[Figure record extracts]
start

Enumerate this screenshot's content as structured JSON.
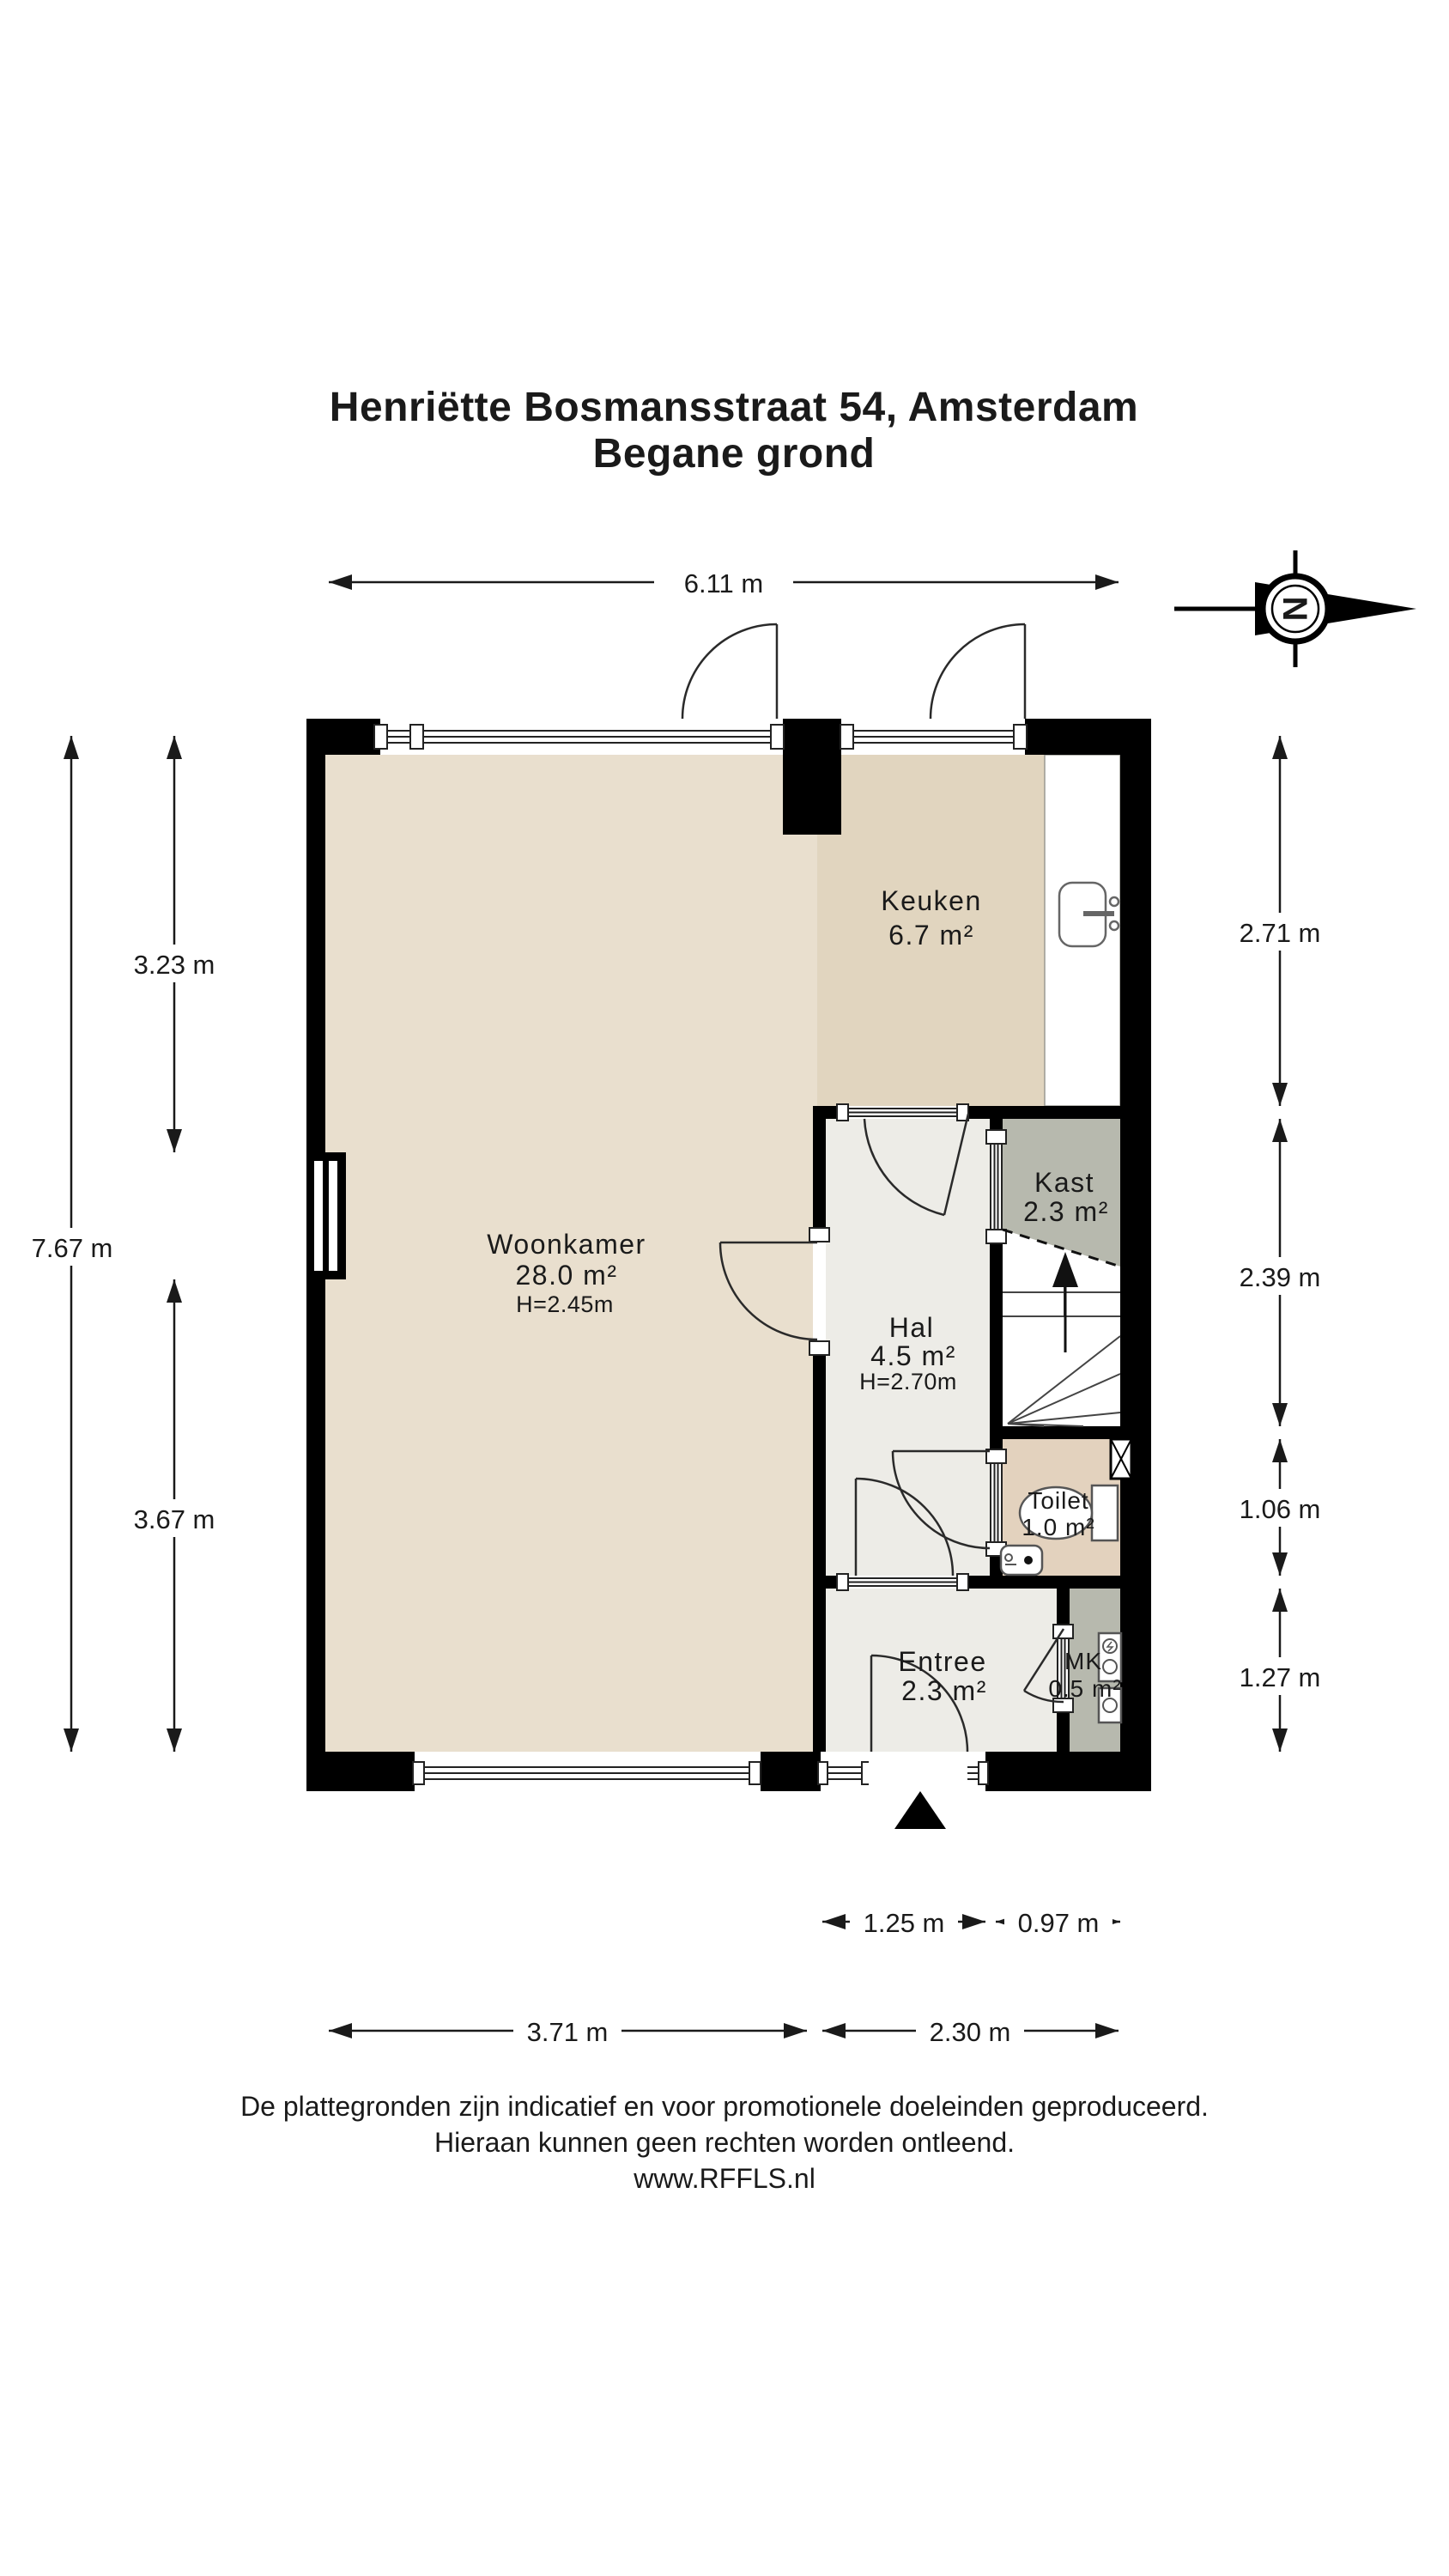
{
  "title": {
    "line1": "Henriëtte Bosmansstraat 54, Amsterdam",
    "line2": "Begane grond"
  },
  "compass": {
    "letter": "N"
  },
  "rooms": {
    "woonkamer": {
      "name": "Woonkamer",
      "area": "28.0 m²",
      "ceiling": "H=2.45m"
    },
    "keuken": {
      "name": "Keuken",
      "area": "6.7 m²"
    },
    "kast": {
      "name": "Kast",
      "area": "2.3 m²"
    },
    "hal": {
      "name": "Hal",
      "area": "4.5 m²",
      "ceiling": "H=2.70m"
    },
    "toilet": {
      "name": "Toilet",
      "area": "1.0 m²"
    },
    "entree": {
      "name": "Entree",
      "area": "2.3 m²"
    },
    "mk": {
      "name": "MK",
      "area": "0.5 m²"
    }
  },
  "dimensions": {
    "top_width": "6.11 m",
    "left_total": "7.67 m",
    "left_upper": "3.23 m",
    "left_lower": "3.67 m",
    "right_keuken": "2.71 m",
    "right_stairs": "2.39 m",
    "right_toilet": "1.06 m",
    "right_entree": "1.27 m",
    "bottom_entree": "1.25 m",
    "bottom_mk": "0.97 m",
    "bottom_woonkamer": "3.71 m",
    "bottom_right": "2.30 m"
  },
  "footer": {
    "line1": "De plattegronden zijn indicatief en voor promotionele doeleinden geproduceerd.",
    "line2": "Hieraan kunnen geen rechten worden ontleend.",
    "line3": "www.RFFLS.nl"
  },
  "colors": {
    "woonkamer": "#e9dfce",
    "keuken": "#e1d5bf",
    "hal": "#edece7",
    "entree": "#edece7",
    "toilet": "#e3d2be",
    "kast": "#b7b9ae",
    "mk": "#b7b9ae",
    "stairs": "#ffffff",
    "wall": "#000000",
    "paper": "#ffffff"
  }
}
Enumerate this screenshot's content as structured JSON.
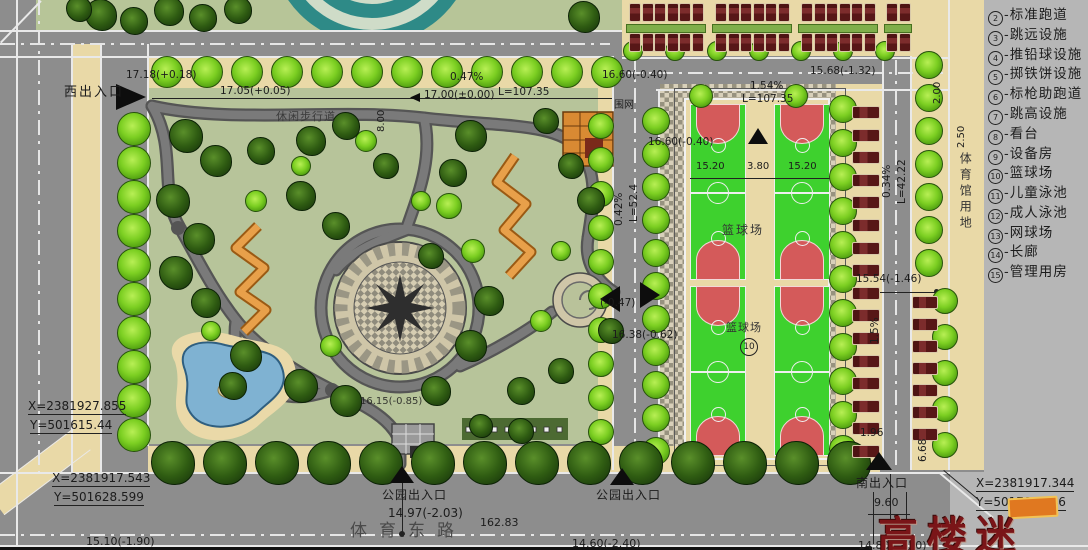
{
  "legend": {
    "separator": "-",
    "items": [
      {
        "num": "2",
        "label": "标准跑道"
      },
      {
        "num": "3",
        "label": "跳远设施"
      },
      {
        "num": "4",
        "label": "推铅球设施"
      },
      {
        "num": "5",
        "label": "掷铁饼设施"
      },
      {
        "num": "6",
        "label": "标枪助跑道"
      },
      {
        "num": "7",
        "label": "跳高设施"
      },
      {
        "num": "8",
        "label": "看台"
      },
      {
        "num": "9",
        "label": "设备房"
      },
      {
        "num": "10",
        "label": "篮球场"
      },
      {
        "num": "11",
        "label": "儿童泳池"
      },
      {
        "num": "12",
        "label": "成人泳池"
      },
      {
        "num": "13",
        "label": "网球场"
      },
      {
        "num": "14",
        "label": "长廊"
      },
      {
        "num": "15",
        "label": "管理用房"
      }
    ]
  },
  "entrances": {
    "west": "西出入口",
    "south": "南出入口",
    "park_1": "公园出入口",
    "park_2": "公园出入口"
  },
  "roads": {
    "name": "体育东路"
  },
  "areas": {
    "stadium_land": "体育馆用地",
    "basketball_1": "篮球场",
    "basketball_2": "篮球场",
    "basketball_ref_num": "10",
    "walkway": "休闲步行道",
    "fence": "围网"
  },
  "survey_points": {
    "west_top": {
      "x": "X=2381927.855",
      "y": "Y=501615.44"
    },
    "west_bottom": {
      "x": "X=2381917.543",
      "y": "Y=501628.599"
    },
    "south_east": {
      "x": "X=2381917.344",
      "y": "Y=501789.146"
    }
  },
  "dims": {
    "west_elev": "17.18(+0.18)",
    "elev_1705": "17.05(+0.05)",
    "elev_1700": "17.00(±0.00)",
    "slope_047": "0.47%",
    "len_107a": "L=107.35",
    "elev_1660_road": "16.60(-0.40)",
    "slope_154": "1.54%",
    "len_107b": "L=107.35",
    "elev_1568": "15.68(-1.32)",
    "dim_200": "2.00",
    "dim_250": "2.50",
    "dim_800": "8.00",
    "slope_042": "0.42%",
    "len_524": "L=52.4",
    "elev_1660_court": "16.60(-0.40)",
    "court_w_left": "15.20",
    "court_gap": "3.80",
    "court_w_right": "15.20",
    "slope_034": "0.34%",
    "len_4222": "L=42.22",
    "elev_047": "(-0.47)",
    "elev_1638": "16.38(-0.62)",
    "elev_1554": "15.54(-1.46)",
    "slope_15": "1.5%",
    "dim_196": "1.96",
    "dim_668": "6.68",
    "elev_1615": "16.15(-0.85)",
    "elev_1497": "14.97(-2.03)",
    "len_16283": "162.83",
    "elev_1510": "15.10(-1.90)",
    "elev_1460": "14.60(-2.40)",
    "dim_960": "9.60",
    "elev_1480": "14.80(-2.20)"
  },
  "watermark": {
    "text": "高楼迷"
  },
  "colors": {
    "road": "#8d8d8d",
    "sidewalk": "#e9d9a7",
    "park_green": "#b7c49a",
    "court_green": "#3ed12e",
    "court_red": "#d45a5a",
    "water": "#7fb2d2",
    "corridor_orange": "#e0913b",
    "track_teal": "#2e8a87",
    "tree_bright": "#76cc1e",
    "tree_dark": "#27520f",
    "car": "#571717",
    "legend_bg": "#b6b6b6",
    "watermark_red": "#7a1518"
  }
}
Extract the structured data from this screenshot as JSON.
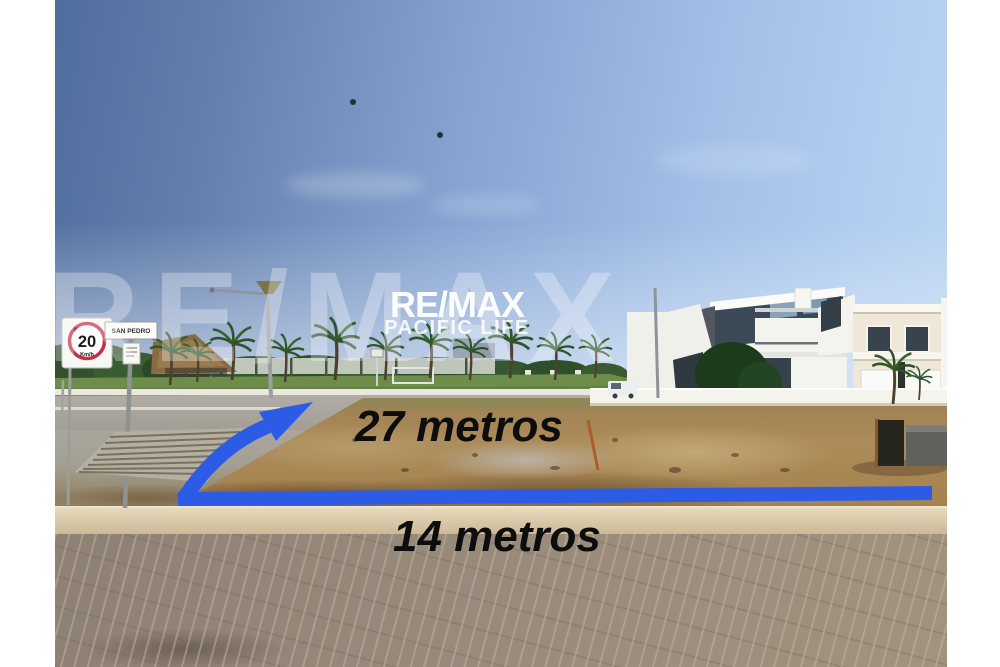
{
  "watermark": {
    "brand": "RE/MAX",
    "tagline": "PACIFIC LIFE",
    "background_text": "RE/MAX"
  },
  "measurements": {
    "side_label": "27 metros",
    "front_label": "14 metros"
  },
  "street_signs": {
    "speed_limit_value": "20",
    "speed_limit_unit": "Km/h",
    "street_name": "SAN PEDRO"
  },
  "colors": {
    "measure_line": "#2c5be6",
    "sky_top": "#4f6d9d",
    "dirt": "#a8854f",
    "pavement": "#93867a"
  }
}
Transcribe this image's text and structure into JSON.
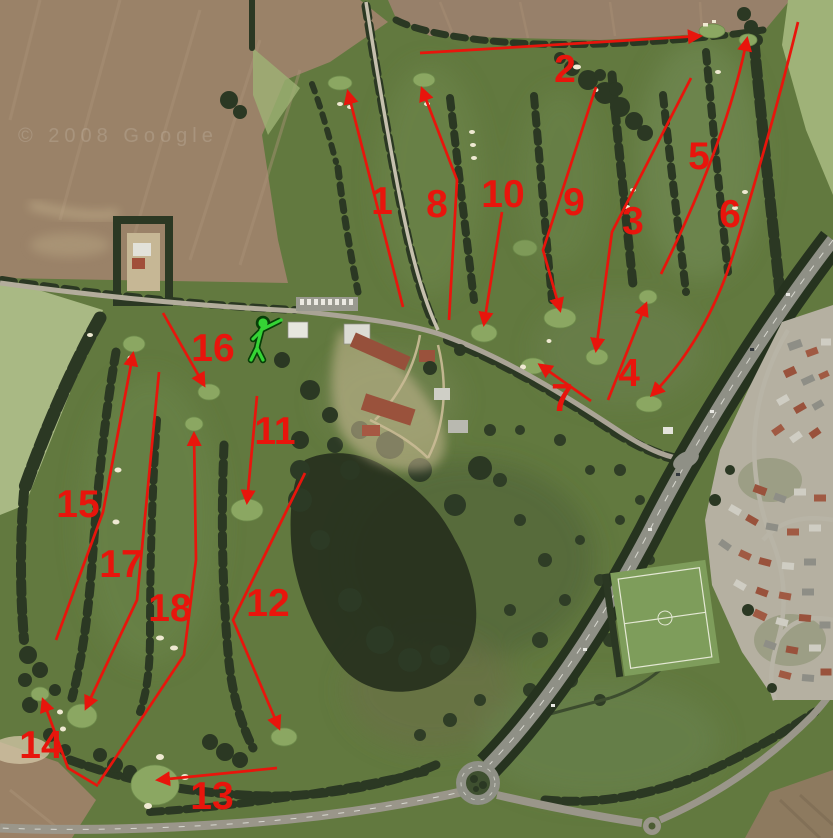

end

**Work to do**: Please transcribe the material above exactly as written. Leave the pictures out.

**Response**:
Enumerate this screenshot's content as structured JSON.
{
  "title": {
    "line1": "Henriëtte Bosmansstraat 54, Amsterdam",
    "line2": "Begane grond"
  },
  "compass": {
    "letter": "N"
  },
  "rooms": {
    "woonkamer": {
      "name": "Woonkamer",
      "area": "28.0 m²",
      "ceiling": "H=2.45m"
    },
    "keuken": {
      "name": "Keuken",
      "area": "6.7 m²"
    },
    "kast": {
      "name": "Kast",
      "area": "2.3 m²"
    },
    "hal": {
      "name": "Hal",
      "area": "4.5 m²",
      "ceiling": "H=2.70m"
    },
    "toilet": {
      "name": "Toilet",
      "area": "1.0 m²"
    },
    "entree": {
      "name": "Entree",
      "area": "2.3 m²"
    },
    "mk": {
      "name": "MK",
      "area": "0.5 m²"
    }
  },
  "dimensions": {
    "top_width": "6.11 m",
    "left_total": "7.67 m",
    "left_upper": "3.23 m",
    "left_lower": "3.67 m",
    "right_keuken": "2.71 m",
    "right_stairs": "2.39 m",
    "right_toilet": "1.06 m",
    "right_entree": "1.27 m",
    "bottom_entree": "1.25 m",
    "bottom_mk": "0.97 m",
    "bottom_woonkamer": "3.71 m",
    "bottom_right": "2.30 m"
  },
  "footer": {
    "line1": "De plattegronden zijn indicatief en voor promotionele doeleinden geproduceerd.",
    "line2": "Hieraan kunnen geen rechten worden ontleend.",
    "line3": "www.RFFLS.nl"
  },
  "colors": {
    "woonkamer": "#e9dfce",
    "keuken": "#e1d5bf",
    "hal": "#edece7",
    "entree": "#edece7",
    "toilet": "#e3d2be",
    "kast": "#b7b9ae",
    "mk": "#b7b9ae",
    "stairs": "#ffffff",
    "wall": "#000000",
    "paper": "#ffffff"
  }
}
Enumerate this screenshot's content as structured JSON.
{
  "legend": {
    "separator": "-",
    "items": [
      {
        "num": "2",
        "label": "标准跑道"
      },
      {
        "num": "3",
        "label": "跳远设施"
      },
      {
        "num": "4",
        "label": "推铅球设施"
      },
      {
        "num": "5",
        "label": "掷铁饼设施"
      },
      {
        "num": "6",
        "label": "标枪助跑道"
      },
      {
        "num": "7",
        "label": "跳高设施"
      },
      {
        "num": "8",
        "label": "看台"
      },
      {
        "num": "9",
        "label": "设备房"
      },
      {
        "num": "10",
        "label": "篮球场"
      },
      {
        "num": "11",
        "label": "儿童泳池"
      },
      {
        "num": "12",
        "label": "成人泳池"
      },
      {
        "num": "13",
        "label": "网球场"
      },
      {
        "num": "14",
        "label": "长廊"
      },
      {
        "num": "15",
        "label": "管理用房"
      }
    ]
  },
  "entrances": {
    "west": "西出入口",
    "south": "南出入口",
    "park_1": "公园出入口",
    "park_2": "公园出入口"
  },
  "roads": {
    "name": "体育东路"
  },
  "areas": {
    "stadium_land": "体育馆用地",
    "basketball_1": "篮球场",
    "basketball_2": "篮球场",
    "basketball_ref_num": "10",
    "walkway": "休闲步行道",
    "fence": "围网"
  },
  "survey_points": {
    "west_top": {
      "x": "X=2381927.855",
      "y": "Y=501615.44"
    },
    "west_bottom": {
      "x": "X=2381917.543",
      "y": "Y=501628.599"
    },
    "south_east": {
      "x": "X=2381917.344",
      "y": "Y=501789.146"
    }
  },
  "dims": {
    "west_elev": "17.18(+0.18)",
    "elev_1705": "17.05(+0.05)",
    "elev_1700": "17.00(±0.00)",
    "slope_047": "0.47%",
    "len_107a": "L=107.35",
    "elev_1660_road": "16.60(-0.40)",
    "slope_154": "1.54%",
    "len_107b": "L=107.35",
    "elev_1568": "15.68(-1.32)",
    "dim_200": "2.00",
    "dim_250": "2.50",
    "dim_800": "8.00",
    "slope_042": "0.42%",
    "len_524": "L=52.4",
    "elev_1660_court": "16.60(-0.40)",
    "court_w_left": "15.20",
    "court_gap": "3.80",
    "court_w_right": "15.20",
    "slope_034": "0.34%",
    "len_4222": "L=42.22",
    "elev_047": "(-0.47)",
    "elev_1638": "16.38(-0.62)",
    "elev_1554": "15.54(-1.46)",
    "slope_15": "1.5%",
    "dim_196": "1.96",
    "dim_668": "6.68",
    "elev_1615": "16.15(-0.85)",
    "elev_1497": "14.97(-2.03)",
    "len_16283": "162.83",
    "elev_1510": "15.10(-1.90)",
    "elev_1460": "14.60(-2.40)",
    "dim_960": "9.60",
    "elev_1480": "14.80(-2.20)"
  },
  "watermark": {
    "text": "高楼迷"
  },
  "colors": {
    "road": "#8d8d8d",
    "sidewalk": "#e9d9a7",
    "park_green": "#b7c49a",
    "court_green": "#3ed12e",
    "court_red": "#d45a5a",
    "water": "#7fb2d2",
    "corridor_orange": "#e0913b",
    "track_teal": "#2e8a87",
    "tree_bright": "#76cc1e",
    "tree_dark": "#27520f",
    "car": "#571717",
    "legend_bg": "#b6b6b6",
    "watermark_red": "#7a1518"
  }
}
Extract the structured data from this screenshot as JSON.
{
  "watermark": {
    "brand": "RE/MAX",
    "tagline": "PACIFIC LIFE",
    "background_text": "RE/MAX"
  },
  "measurements": {
    "side_label": "27 metros",
    "front_label": "14 metros"
  },
  "street_signs": {
    "speed_limit_value": "20",
    "speed_limit_unit": "Km/h",
    "street_name": "SAN PEDRO"
  },
  "colors": {
    "measure_line": "#2c5be6",
    "sky_top": "#4f6d9d",
    "dirt": "#a8854f",
    "pavement": "#93867a"
  }
}
Transcribe this image's text and structure into JSON.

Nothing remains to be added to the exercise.